QUESTÕES DO MATERIAL:
a. Liste as áreas em que, segundo o texto sobre a isenção do Imposto de Renda, o Brasil ainda enfrenta graves problemas.
b. De acordo com o texto sobre a isenção do Imposto de Renda, cerca de quantos trabalhadores a medida promete beneficiar?
c. Dê continuidade ao texto sobre a isenção do Imposto de Renda a partir do ponto em que ele termina.

TEXTO EM ESTUDO:
A aprovação no Senado do projeto que amplia a isenção do Imposto de Renda (IR) para quem ganha até R$ 5 mil mensais, nesta quarta-feira (05), representa um avanço importante na busca por uma tributação mais justa no Brasil. A medida, que ainda precisa ser sancionada pela Presidência da República, promete beneficiar cerca de 25 milhões de trabalhadores e é uma das mais aguardadas dos últimos anos. É um passo necessário, mas ainda insuficiente diante do peso da carga tributária nacional e da baixa eficiência no retorno desses recursos à população. Atualmente, o Brasil figura entre os países com maior carga tributária do mundo, sendo o líder na América Latina. O conjunto de impostos representa cerca de 33% do Produto Interno Bruto (PIB), um índice elevado para uma nação que ainda enfrenta desigualdades e graves problemas em áreas como saúde, educação, segurança e infraestrutura. Mas a questão não está apenas em quanto se arrecada, mas em como o Estado gasta.
A ampliação da faixa de isenção do IR de R$ 3.076 para R$ 5 mil mensais é, sem dúvida, um alívio para as famílias de renda média. Contudo, o debate não deve se encerrar aí. Pelo texto aprovado, salários entre R$ 5.000,01 e R$ 7.350 terão redução parcial das alíquotas, enquanto rendas acima disso permanecem sujeitas à tabela progressiva atual. Um trabalhador com salário bruto de R$ 7.500, por exemplo, continuará com desconto superior a mil reais apenas de Imposto de Renda, sem considerar INSS e outros descontos. Uma diferença expressiva, que pesa no orçamento de quem luta mensalmente para equilibrar despesas básicas como moradia, transporte e alimentação, que já trazem em si uma alta carga tributária também.

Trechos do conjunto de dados
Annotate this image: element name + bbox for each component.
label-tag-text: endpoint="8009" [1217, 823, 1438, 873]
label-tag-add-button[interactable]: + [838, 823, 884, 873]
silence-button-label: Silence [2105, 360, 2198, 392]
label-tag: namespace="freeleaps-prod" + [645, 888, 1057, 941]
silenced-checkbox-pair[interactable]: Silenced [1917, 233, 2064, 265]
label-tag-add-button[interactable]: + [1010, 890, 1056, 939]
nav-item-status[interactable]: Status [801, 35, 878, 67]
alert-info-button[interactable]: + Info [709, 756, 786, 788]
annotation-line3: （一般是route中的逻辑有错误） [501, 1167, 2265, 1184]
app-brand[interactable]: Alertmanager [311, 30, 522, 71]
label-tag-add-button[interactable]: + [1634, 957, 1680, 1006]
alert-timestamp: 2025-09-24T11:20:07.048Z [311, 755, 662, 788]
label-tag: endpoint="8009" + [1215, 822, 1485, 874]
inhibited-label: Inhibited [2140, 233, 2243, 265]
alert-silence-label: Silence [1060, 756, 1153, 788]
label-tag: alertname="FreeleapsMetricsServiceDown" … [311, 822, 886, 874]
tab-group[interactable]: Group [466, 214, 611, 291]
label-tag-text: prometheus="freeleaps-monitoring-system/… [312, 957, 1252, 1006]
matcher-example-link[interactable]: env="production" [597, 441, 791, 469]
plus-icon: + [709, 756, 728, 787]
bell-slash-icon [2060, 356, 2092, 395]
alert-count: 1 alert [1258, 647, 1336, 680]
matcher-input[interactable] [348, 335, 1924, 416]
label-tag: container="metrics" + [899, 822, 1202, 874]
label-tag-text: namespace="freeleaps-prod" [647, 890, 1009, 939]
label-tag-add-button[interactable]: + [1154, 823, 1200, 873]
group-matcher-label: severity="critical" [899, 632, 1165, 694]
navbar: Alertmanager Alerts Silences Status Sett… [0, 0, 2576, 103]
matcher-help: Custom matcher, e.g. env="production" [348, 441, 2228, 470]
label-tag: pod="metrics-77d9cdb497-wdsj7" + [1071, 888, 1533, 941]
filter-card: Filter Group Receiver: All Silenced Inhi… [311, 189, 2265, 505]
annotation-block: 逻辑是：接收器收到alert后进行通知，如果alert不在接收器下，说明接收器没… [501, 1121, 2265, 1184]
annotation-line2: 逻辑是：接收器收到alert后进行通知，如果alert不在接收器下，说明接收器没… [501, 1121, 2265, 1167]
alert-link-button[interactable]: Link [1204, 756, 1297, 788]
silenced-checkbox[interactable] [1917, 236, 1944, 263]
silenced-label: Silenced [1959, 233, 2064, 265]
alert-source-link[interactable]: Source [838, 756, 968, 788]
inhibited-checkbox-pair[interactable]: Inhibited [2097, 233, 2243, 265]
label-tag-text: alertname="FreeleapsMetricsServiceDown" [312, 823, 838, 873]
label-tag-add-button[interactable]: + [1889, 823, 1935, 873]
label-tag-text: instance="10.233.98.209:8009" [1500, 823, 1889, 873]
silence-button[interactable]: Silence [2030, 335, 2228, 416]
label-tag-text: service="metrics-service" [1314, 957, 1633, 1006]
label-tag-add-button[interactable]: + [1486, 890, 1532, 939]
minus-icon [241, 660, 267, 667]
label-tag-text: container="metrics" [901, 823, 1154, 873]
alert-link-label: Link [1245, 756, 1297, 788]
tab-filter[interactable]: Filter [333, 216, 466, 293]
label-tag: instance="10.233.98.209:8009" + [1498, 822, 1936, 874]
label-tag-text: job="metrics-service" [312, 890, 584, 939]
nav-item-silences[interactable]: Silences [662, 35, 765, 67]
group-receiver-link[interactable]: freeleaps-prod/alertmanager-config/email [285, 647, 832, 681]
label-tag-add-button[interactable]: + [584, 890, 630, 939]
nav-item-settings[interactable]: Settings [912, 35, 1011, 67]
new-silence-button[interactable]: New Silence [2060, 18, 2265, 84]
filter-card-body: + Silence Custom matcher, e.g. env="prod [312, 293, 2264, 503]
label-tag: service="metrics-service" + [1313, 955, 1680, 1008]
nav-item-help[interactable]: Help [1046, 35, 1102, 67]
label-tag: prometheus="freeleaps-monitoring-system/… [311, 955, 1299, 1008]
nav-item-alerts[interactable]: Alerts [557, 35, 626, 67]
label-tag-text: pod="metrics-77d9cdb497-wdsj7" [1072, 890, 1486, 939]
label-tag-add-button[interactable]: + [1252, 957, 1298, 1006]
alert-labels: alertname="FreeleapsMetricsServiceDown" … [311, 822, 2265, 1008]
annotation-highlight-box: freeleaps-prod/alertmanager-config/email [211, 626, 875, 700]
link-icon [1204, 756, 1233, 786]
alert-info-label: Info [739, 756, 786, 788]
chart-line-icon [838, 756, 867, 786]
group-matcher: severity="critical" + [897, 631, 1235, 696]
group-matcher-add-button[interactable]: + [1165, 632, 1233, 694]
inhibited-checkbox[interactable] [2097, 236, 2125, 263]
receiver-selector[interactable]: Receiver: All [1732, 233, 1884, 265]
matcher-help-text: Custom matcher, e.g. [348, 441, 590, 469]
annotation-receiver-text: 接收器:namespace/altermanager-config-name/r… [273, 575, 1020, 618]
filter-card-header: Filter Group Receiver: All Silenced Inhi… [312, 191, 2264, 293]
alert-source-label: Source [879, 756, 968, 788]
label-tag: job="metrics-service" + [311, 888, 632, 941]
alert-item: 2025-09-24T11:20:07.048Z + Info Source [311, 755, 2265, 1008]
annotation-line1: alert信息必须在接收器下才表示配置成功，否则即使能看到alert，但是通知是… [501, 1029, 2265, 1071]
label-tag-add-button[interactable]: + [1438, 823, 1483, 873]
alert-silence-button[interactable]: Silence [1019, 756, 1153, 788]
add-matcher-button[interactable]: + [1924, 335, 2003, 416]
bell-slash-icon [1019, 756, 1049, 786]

RESPOSTAS POR TAREFA:
a. Saúde, educação, segurança e infraestrutura.

b. Cerca de 25 milhões de trabalhadores.

c.
É verdade que esse valor está acima da média salarial brasileira, estimada entre R$ 3.294 e R$ 3.457, mas ele está longe de representar uma realidade confortável. O custo de vida nas grandes cidades e até mesmo em municípios de médio porte consome rapidamente essa renda. Para quem conquistou tal posição com esforço, estudo e dedicação, é natural desejar que o fruto do trabalho se traduza em qualidade de vida, e não em tributos.
Ampliar a faixa de isenção é um gesto de reconhecimento ao esforço do trabalhador, mas é também um convite para ir além. É preciso revisar periodicamente esses limites, acompanhar o aumento do custo de vida e garantir que o dinheiro permaneça, cada vez mais, nas mãos daqueles que têm o potencial de fazer a economia girar, que são os empresários, os trabalhadores por meio das produções e do consumo. Esse tão aguardado crescimento econômico e até mesmo o incentivo ao consumo passam por fortalecer o poder de compra das famílias.
Não basta apenas corrigir as distorções da tabela do Imposto de Renda. É urgente avançar em uma reforma tributária mais ampla e profunda, que simplifique a cobrança, reduza a burocracia e distribua melhor o peso dos tributos. O Estado deve ser eficiente, transparente e comprometido com o retorno de cada centavo arrecadado.